## Provided information:

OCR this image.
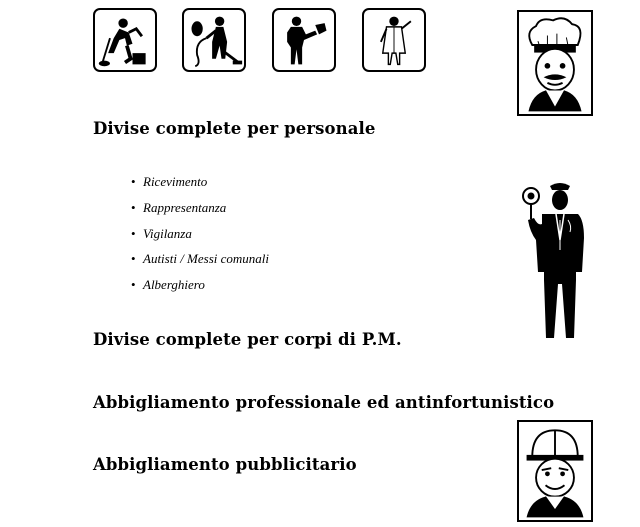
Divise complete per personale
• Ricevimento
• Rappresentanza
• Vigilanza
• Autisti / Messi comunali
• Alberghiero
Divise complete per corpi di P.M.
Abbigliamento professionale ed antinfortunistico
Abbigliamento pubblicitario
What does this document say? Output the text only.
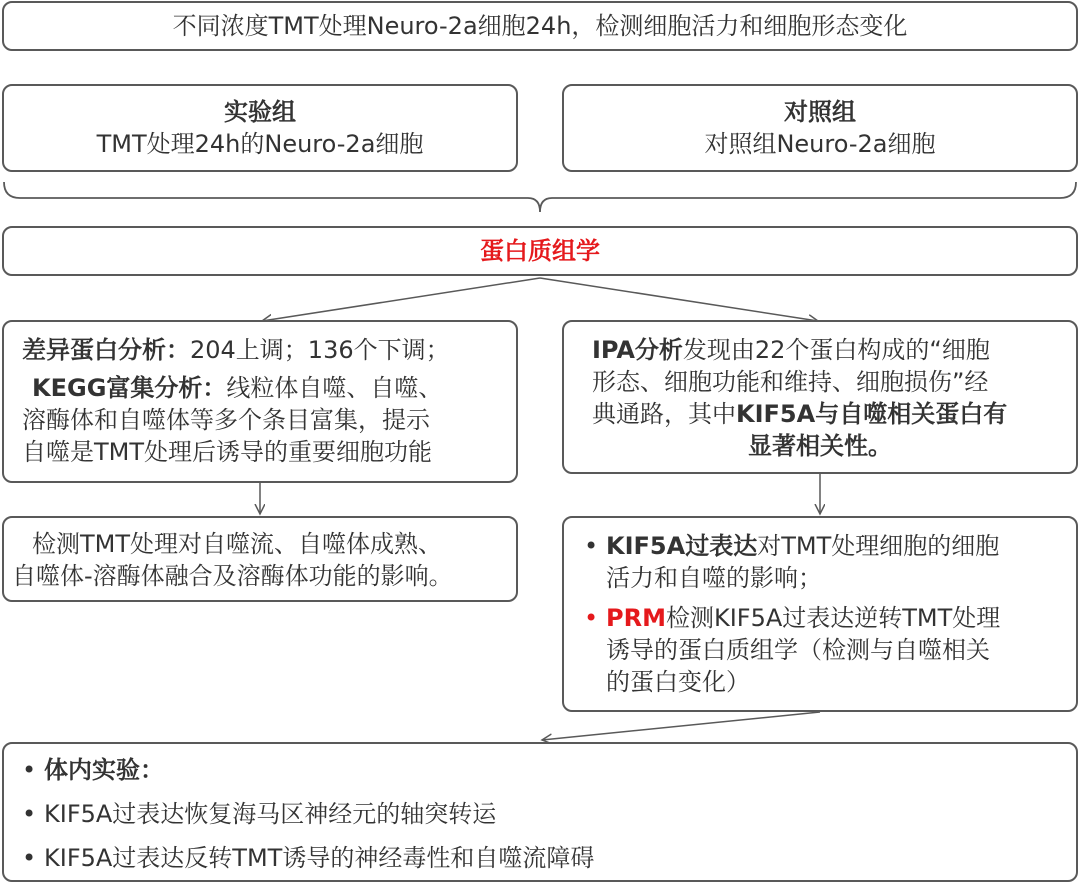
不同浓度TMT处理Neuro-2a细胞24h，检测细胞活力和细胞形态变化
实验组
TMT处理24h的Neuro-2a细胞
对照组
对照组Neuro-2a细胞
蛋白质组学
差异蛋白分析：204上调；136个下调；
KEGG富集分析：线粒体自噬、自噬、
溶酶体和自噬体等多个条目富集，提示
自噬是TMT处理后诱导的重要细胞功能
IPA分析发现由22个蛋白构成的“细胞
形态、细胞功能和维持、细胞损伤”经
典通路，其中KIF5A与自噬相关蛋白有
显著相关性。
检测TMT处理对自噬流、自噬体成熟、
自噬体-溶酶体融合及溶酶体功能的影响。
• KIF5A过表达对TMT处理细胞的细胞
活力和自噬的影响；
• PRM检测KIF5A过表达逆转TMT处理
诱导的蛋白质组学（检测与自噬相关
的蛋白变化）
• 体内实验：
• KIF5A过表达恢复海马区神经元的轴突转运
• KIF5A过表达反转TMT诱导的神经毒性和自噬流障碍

==

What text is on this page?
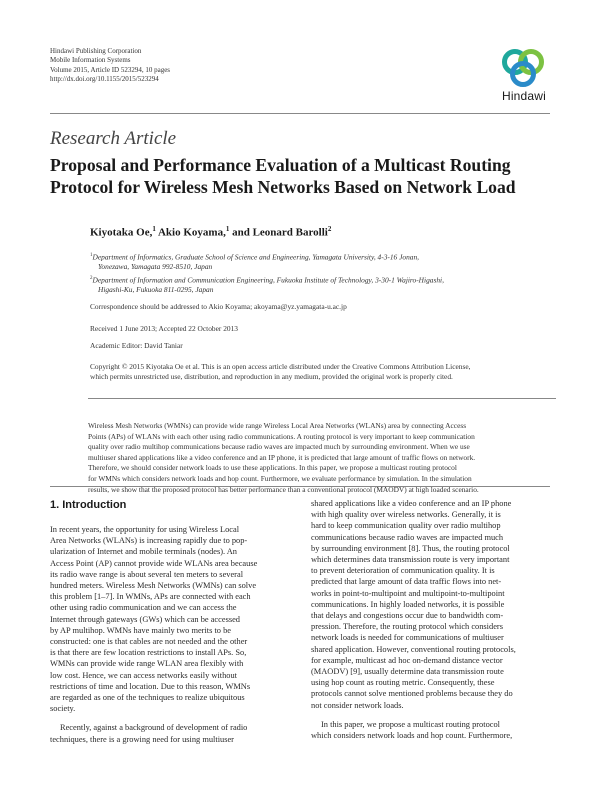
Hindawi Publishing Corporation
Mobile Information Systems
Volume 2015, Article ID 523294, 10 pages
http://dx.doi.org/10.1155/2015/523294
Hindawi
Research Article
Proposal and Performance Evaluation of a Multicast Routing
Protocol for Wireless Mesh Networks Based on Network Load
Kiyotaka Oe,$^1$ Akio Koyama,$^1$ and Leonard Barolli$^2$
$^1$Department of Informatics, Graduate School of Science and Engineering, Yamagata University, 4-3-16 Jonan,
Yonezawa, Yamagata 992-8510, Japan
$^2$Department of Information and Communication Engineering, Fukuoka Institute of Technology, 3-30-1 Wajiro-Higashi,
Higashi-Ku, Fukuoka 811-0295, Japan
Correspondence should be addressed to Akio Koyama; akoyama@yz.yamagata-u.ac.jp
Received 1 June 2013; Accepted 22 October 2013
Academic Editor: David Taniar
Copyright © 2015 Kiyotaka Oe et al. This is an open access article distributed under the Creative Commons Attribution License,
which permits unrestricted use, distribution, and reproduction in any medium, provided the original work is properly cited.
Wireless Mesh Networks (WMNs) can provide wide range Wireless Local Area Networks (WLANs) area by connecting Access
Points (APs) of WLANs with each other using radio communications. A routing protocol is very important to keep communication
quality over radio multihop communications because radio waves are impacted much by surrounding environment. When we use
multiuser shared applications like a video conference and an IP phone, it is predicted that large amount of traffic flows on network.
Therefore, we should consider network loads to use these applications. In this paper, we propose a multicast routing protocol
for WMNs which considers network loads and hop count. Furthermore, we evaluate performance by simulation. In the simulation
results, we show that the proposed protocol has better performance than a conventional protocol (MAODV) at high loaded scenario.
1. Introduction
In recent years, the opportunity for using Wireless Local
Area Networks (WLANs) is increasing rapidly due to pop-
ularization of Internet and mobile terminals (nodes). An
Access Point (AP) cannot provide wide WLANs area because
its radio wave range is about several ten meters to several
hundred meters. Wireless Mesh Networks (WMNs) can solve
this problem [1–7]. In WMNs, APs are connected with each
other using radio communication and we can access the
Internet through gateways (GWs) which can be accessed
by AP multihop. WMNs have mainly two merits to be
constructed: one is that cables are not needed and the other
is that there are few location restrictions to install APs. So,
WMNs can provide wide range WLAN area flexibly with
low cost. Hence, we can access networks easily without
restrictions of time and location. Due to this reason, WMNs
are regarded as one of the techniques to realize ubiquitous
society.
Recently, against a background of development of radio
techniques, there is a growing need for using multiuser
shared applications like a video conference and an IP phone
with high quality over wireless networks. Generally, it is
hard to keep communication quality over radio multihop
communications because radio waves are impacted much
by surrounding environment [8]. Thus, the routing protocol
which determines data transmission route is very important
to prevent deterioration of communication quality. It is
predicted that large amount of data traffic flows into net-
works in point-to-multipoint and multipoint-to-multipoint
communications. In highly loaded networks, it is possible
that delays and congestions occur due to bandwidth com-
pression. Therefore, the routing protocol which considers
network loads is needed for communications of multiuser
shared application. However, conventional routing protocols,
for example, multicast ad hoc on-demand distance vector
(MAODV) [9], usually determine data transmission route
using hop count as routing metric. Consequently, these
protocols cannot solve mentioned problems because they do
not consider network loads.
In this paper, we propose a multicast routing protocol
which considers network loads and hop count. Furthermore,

## Task statement:
Track down all lines above with the string "meters" and copy them.

## Full response:
its radio wave range is about several ten meters to several
hundred meters. Wireless Mesh Networks (WMNs) can solve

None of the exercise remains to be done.